Figure content listings
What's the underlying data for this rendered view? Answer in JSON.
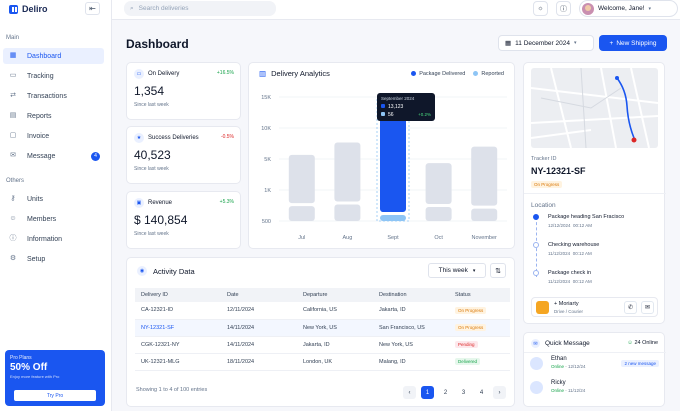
{
  "app": {
    "name": "Deliro"
  },
  "sidebar": {
    "main_label": "Main",
    "main_items": [
      {
        "label": "Dashboard",
        "icon": "grid-icon"
      },
      {
        "label": "Tracking",
        "icon": "truck-icon"
      },
      {
        "label": "Transactions",
        "icon": "transfer-icon"
      },
      {
        "label": "Reports",
        "icon": "report-icon"
      },
      {
        "label": "Invoice",
        "icon": "invoice-icon"
      },
      {
        "label": "Message",
        "icon": "message-icon",
        "badge": "4"
      }
    ],
    "others_label": "Others",
    "other_items": [
      {
        "label": "Units",
        "icon": "key-icon"
      },
      {
        "label": "Members",
        "icon": "users-icon"
      },
      {
        "label": "Information",
        "icon": "info-icon"
      },
      {
        "label": "Setup",
        "icon": "gear-icon"
      }
    ],
    "promo": {
      "title": "Pro Plans",
      "offer": "50% Off",
      "desc": "Enjoy more feature with Pro",
      "button": "Try Pro"
    }
  },
  "topbar": {
    "search_placeholder": "Search deliveries",
    "welcome": "Welcome, Jane!"
  },
  "header": {
    "title": "Dashboard",
    "date": "11 December 2024",
    "new_button": "New Shipping"
  },
  "stats": [
    {
      "label": "On Delivery",
      "change": "+16.5%",
      "direction": "up",
      "value": "1,354",
      "sub": "Since last week"
    },
    {
      "label": "Success Deliveries",
      "change": "-0.5%",
      "direction": "down",
      "value": "40,523",
      "sub": "Since last week"
    },
    {
      "label": "Revenue",
      "change": "+5.3%",
      "direction": "up",
      "value": "$ 140,854",
      "sub": "Since last week"
    }
  ],
  "analytics": {
    "title": "Delivery Analytics",
    "legend_delivered": "Package Delivered",
    "legend_reported": "Reported",
    "tooltip": {
      "month": "September 2024",
      "delivered": "13,123",
      "reported": "56",
      "change": "+0.2%"
    },
    "colors": {
      "delivered": "#1a56f0",
      "reported": "#8ec5f5",
      "inactive": "#dde1ea"
    }
  },
  "chart_data": {
    "type": "bar",
    "title": "Delivery Analytics",
    "categories": [
      "Jul",
      "Aug",
      "Sept",
      "Oct",
      "November"
    ],
    "yticks": [
      "15K",
      "10K",
      "5K",
      "1K",
      "500"
    ],
    "series": [
      {
        "name": "Package Delivered",
        "values": [
          8000,
          9500,
          13123,
          7000,
          9000
        ]
      },
      {
        "name": "Reported",
        "values": [
          1800,
          2000,
          56,
          1700,
          1500
        ]
      }
    ],
    "highlight": "Sept"
  },
  "activity": {
    "title": "Activity Data",
    "filter": "This week",
    "columns": [
      "Delivery ID",
      "Date",
      "Departure",
      "Destination",
      "Status"
    ],
    "rows": [
      {
        "id": "CA-12321-ID",
        "date": "12/11/2024",
        "departure": "California, US",
        "destination": "Jakarta, ID",
        "status": "On Progress",
        "kind": "progress"
      },
      {
        "id": "NY-12321-SF",
        "date": "14/11/2024",
        "departure": "New York, US",
        "destination": "San Francisco, US",
        "status": "On Progress",
        "kind": "progress"
      },
      {
        "id": "CGK-12321-NY",
        "date": "14/11/2024",
        "departure": "Jakarta, ID",
        "destination": "New York, US",
        "status": "Pending",
        "kind": "pending"
      },
      {
        "id": "UK-12321-MLG",
        "date": "18/11/2024",
        "departure": "London, UK",
        "destination": "Malang, ID",
        "status": "Delivered",
        "kind": "delivered"
      }
    ],
    "footer": "Showing 1 to 4 of 100 entries",
    "pages": [
      "1",
      "2",
      "3",
      "4"
    ]
  },
  "tracker": {
    "label": "Tracker ID",
    "id": "NY-12321-SF",
    "status": "On Progress",
    "location_label": "Location",
    "stops": [
      {
        "title": "Package heading San Fracisco",
        "date": "12/12/2024",
        "time": "00:12 AM"
      },
      {
        "title": "Checking warehouse",
        "date": "11/12/2024",
        "time": "00:12 AM"
      },
      {
        "title": "Package check in",
        "date": "11/12/2024",
        "time": "00:12 AM"
      }
    ],
    "courier_name": "+ Moriarty",
    "courier_role": "Drive / Courier"
  },
  "quick_message": {
    "title": "Quick Message",
    "online": "24 Online",
    "items": [
      {
        "name": "Ethan",
        "status": "Online",
        "date": "12/12/24",
        "tag": "2 new message"
      },
      {
        "name": "Ricky",
        "status": "Online",
        "date": "11/12/24",
        "tag": ""
      }
    ]
  }
}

**Brief:**
Print each line of the material above exactly, with the pictures removed from your copy.

**Task result:**
What's the underlying data for this rendered view? Answer in JSON.
{
  "app": {
    "name": "Deliro"
  },
  "sidebar": {
    "main_label": "Main",
    "main_items": [
      {
        "label": "Dashboard",
        "icon": "grid-icon"
      },
      {
        "label": "Tracking",
        "icon": "truck-icon"
      },
      {
        "label": "Transactions",
        "icon": "transfer-icon"
      },
      {
        "label": "Reports",
        "icon": "report-icon"
      },
      {
        "label": "Invoice",
        "icon": "invoice-icon"
      },
      {
        "label": "Message",
        "icon": "message-icon",
        "badge": "4"
      }
    ],
    "others_label": "Others",
    "other_items": [
      {
        "label": "Units",
        "icon": "key-icon"
      },
      {
        "label": "Members",
        "icon": "users-icon"
      },
      {
        "label": "Information",
        "icon": "info-icon"
      },
      {
        "label": "Setup",
        "icon": "gear-icon"
      }
    ],
    "promo": {
      "title": "Pro Plans",
      "offer": "50% Off",
      "desc": "Enjoy more feature with Pro",
      "button": "Try Pro"
    }
  },
  "topbar": {
    "search_placeholder": "Search deliveries",
    "welcome": "Welcome, Jane!"
  },
  "header": {
    "title": "Dashboard",
    "date": "11 December 2024",
    "new_button": "New Shipping"
  },
  "stats": [
    {
      "label": "On Delivery",
      "change": "+16.5%",
      "direction": "up",
      "value": "1,354",
      "sub": "Since last week"
    },
    {
      "label": "Success Deliveries",
      "change": "-0.5%",
      "direction": "down",
      "value": "40,523",
      "sub": "Since last week"
    },
    {
      "label": "Revenue",
      "change": "+5.3%",
      "direction": "up",
      "value": "$ 140,854",
      "sub": "Since last week"
    }
  ],
  "analytics": {
    "title": "Delivery Analytics",
    "legend_delivered": "Package Delivered",
    "legend_reported": "Reported",
    "tooltip": {
      "month": "September 2024",
      "delivered": "13,123",
      "reported": "56",
      "change": "+0.2%"
    },
    "colors": {
      "delivered": "#1a56f0",
      "reported": "#8ec5f5",
      "inactive": "#dde1ea"
    }
  },
  "chart_data": {
    "type": "bar",
    "title": "Delivery Analytics",
    "categories": [
      "Jul",
      "Aug",
      "Sept",
      "Oct",
      "November"
    ],
    "yticks": [
      "15K",
      "10K",
      "5K",
      "1K",
      "500"
    ],
    "series": [
      {
        "name": "Package Delivered",
        "values": [
          8000,
          9500,
          13123,
          7000,
          9000
        ]
      },
      {
        "name": "Reported",
        "values": [
          1800,
          2000,
          56,
          1700,
          1500
        ]
      }
    ],
    "highlight": "Sept"
  },
  "activity": {
    "title": "Activity Data",
    "filter": "This week",
    "columns": [
      "Delivery ID",
      "Date",
      "Departure",
      "Destination",
      "Status"
    ],
    "rows": [
      {
        "id": "CA-12321-ID",
        "date": "12/11/2024",
        "departure": "California, US",
        "destination": "Jakarta, ID",
        "status": "On Progress",
        "kind": "progress"
      },
      {
        "id": "NY-12321-SF",
        "date": "14/11/2024",
        "departure": "New York, US",
        "destination": "San Francisco, US",
        "status": "On Progress",
        "kind": "progress"
      },
      {
        "id": "CGK-12321-NY",
        "date": "14/11/2024",
        "departure": "Jakarta, ID",
        "destination": "New York, US",
        "status": "Pending",
        "kind": "pending"
      },
      {
        "id": "UK-12321-MLG",
        "date": "18/11/2024",
        "departure": "London, UK",
        "destination": "Malang, ID",
        "status": "Delivered",
        "kind": "delivered"
      }
    ],
    "footer": "Showing 1 to 4 of 100 entries",
    "pages": [
      "1",
      "2",
      "3",
      "4"
    ]
  },
  "tracker": {
    "label": "Tracker ID",
    "id": "NY-12321-SF",
    "status": "On Progress",
    "location_label": "Location",
    "stops": [
      {
        "title": "Package heading San Fracisco",
        "date": "12/12/2024",
        "time": "00:12 AM"
      },
      {
        "title": "Checking warehouse",
        "date": "11/12/2024",
        "time": "00:12 AM"
      },
      {
        "title": "Package check in",
        "date": "11/12/2024",
        "time": "00:12 AM"
      }
    ],
    "courier_name": "+ Moriarty",
    "courier_role": "Drive / Courier"
  },
  "quick_message": {
    "title": "Quick Message",
    "online": "24 Online",
    "items": [
      {
        "name": "Ethan",
        "status": "Online",
        "date": "12/12/24",
        "tag": "2 new message"
      },
      {
        "name": "Ricky",
        "status": "Online",
        "date": "11/12/24",
        "tag": ""
      }
    ]
  }
}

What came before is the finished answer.